**WORK INSTRUCTIONS**
Look through the lines and report how many include the word "this", giving nothing but the number.

**GIVEN RECORDS**
↓↓↓
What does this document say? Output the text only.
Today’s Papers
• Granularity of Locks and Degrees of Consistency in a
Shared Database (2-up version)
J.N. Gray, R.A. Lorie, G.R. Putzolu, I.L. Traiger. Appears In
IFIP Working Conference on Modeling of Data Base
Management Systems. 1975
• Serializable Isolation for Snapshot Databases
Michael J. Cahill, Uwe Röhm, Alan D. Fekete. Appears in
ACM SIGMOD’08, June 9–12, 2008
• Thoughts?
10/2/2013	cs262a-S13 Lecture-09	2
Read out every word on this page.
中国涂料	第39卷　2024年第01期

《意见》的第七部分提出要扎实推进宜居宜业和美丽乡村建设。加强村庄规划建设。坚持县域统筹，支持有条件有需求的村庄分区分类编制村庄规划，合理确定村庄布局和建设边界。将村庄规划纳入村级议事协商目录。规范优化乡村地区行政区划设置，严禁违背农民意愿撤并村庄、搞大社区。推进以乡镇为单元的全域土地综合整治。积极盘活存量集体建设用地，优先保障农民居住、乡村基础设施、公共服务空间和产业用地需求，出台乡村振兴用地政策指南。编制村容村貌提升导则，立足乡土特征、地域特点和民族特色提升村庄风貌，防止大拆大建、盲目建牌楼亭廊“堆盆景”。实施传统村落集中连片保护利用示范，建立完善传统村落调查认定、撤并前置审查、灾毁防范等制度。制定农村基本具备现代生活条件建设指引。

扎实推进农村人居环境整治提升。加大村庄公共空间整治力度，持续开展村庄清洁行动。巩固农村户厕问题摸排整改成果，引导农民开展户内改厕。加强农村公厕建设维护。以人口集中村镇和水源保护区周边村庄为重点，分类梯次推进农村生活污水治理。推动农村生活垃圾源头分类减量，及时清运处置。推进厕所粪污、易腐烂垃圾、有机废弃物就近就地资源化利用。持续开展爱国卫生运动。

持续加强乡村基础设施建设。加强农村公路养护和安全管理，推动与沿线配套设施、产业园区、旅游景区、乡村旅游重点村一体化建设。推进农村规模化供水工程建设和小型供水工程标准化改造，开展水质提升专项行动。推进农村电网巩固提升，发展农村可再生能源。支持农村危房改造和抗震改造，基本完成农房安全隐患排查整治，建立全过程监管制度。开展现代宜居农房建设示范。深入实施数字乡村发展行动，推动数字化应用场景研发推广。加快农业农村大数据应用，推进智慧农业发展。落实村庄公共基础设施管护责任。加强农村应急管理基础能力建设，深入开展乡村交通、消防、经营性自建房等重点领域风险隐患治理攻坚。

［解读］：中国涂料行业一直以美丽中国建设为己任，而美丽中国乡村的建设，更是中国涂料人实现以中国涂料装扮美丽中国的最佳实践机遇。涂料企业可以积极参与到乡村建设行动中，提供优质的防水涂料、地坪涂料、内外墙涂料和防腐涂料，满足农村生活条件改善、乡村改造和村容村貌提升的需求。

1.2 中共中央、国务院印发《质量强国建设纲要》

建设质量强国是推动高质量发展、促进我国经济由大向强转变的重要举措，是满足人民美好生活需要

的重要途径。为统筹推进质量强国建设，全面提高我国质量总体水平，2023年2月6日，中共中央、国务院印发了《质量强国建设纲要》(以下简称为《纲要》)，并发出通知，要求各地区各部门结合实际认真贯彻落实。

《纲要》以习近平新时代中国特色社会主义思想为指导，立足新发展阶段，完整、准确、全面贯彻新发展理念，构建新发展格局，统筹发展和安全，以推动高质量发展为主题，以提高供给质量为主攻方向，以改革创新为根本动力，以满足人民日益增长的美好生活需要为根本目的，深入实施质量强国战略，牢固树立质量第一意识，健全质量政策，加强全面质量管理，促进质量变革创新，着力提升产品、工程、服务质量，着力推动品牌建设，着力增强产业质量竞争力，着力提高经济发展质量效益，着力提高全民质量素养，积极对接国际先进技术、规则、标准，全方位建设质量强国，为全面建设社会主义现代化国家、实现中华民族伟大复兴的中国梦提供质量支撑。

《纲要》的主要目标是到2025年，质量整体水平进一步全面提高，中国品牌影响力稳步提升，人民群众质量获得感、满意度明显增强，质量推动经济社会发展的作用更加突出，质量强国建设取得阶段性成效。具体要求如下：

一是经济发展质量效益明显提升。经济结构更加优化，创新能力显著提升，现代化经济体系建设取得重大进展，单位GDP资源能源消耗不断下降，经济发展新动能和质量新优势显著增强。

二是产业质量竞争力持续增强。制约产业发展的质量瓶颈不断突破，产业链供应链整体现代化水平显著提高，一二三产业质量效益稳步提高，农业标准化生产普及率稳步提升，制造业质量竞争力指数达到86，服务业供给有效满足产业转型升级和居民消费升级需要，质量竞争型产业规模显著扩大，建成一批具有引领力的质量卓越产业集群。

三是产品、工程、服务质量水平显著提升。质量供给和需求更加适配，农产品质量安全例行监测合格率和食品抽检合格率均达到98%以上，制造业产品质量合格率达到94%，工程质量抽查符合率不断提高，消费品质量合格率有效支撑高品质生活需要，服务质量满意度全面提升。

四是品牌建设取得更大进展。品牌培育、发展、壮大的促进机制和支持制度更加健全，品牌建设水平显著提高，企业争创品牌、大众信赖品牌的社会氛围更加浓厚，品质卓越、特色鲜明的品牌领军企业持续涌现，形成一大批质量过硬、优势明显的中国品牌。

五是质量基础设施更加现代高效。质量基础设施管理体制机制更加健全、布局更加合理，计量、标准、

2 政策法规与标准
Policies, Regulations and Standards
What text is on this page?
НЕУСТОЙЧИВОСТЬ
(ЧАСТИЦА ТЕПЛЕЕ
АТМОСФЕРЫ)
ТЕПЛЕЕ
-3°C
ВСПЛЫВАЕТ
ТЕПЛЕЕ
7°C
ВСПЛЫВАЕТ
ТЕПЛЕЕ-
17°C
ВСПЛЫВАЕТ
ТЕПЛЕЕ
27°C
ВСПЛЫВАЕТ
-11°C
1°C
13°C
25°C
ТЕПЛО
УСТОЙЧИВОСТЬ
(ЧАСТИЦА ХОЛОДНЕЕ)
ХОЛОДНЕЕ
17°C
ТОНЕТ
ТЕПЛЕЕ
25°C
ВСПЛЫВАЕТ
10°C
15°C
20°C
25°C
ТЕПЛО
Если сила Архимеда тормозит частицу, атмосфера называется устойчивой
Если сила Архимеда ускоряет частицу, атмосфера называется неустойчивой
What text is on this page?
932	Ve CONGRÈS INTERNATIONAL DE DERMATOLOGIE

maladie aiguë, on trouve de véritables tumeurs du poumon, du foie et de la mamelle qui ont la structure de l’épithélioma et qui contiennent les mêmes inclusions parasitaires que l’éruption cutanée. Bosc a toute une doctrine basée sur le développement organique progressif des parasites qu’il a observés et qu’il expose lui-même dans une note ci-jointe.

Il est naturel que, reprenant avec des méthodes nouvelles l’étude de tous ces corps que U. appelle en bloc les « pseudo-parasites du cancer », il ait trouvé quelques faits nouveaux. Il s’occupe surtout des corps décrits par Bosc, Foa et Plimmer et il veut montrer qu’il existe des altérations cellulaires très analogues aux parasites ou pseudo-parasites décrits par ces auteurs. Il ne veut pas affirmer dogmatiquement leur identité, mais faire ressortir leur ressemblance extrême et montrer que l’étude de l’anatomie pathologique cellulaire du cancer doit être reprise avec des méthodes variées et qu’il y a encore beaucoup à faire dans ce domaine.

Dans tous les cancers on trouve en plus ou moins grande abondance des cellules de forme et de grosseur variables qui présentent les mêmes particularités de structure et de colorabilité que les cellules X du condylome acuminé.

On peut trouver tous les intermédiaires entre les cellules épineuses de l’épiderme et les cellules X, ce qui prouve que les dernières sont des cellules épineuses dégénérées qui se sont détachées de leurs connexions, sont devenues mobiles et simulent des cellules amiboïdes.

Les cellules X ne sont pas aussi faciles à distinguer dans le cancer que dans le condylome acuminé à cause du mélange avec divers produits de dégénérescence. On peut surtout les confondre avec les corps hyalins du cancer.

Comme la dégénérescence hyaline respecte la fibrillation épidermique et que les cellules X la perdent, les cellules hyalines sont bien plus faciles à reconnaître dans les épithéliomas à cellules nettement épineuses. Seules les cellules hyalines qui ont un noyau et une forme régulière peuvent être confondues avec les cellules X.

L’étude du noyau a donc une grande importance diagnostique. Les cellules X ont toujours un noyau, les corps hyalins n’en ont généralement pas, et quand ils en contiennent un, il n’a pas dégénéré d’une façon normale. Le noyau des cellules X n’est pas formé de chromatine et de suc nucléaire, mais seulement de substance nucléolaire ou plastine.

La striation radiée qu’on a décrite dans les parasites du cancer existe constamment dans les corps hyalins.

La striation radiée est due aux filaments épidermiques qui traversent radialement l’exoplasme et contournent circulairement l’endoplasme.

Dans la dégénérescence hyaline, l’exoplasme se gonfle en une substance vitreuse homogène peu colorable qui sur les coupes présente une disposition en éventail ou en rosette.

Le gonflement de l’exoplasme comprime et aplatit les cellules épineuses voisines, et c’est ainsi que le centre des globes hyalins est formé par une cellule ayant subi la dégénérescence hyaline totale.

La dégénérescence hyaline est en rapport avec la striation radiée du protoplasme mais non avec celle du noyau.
↑↑↑
**FINAL RESULT**
4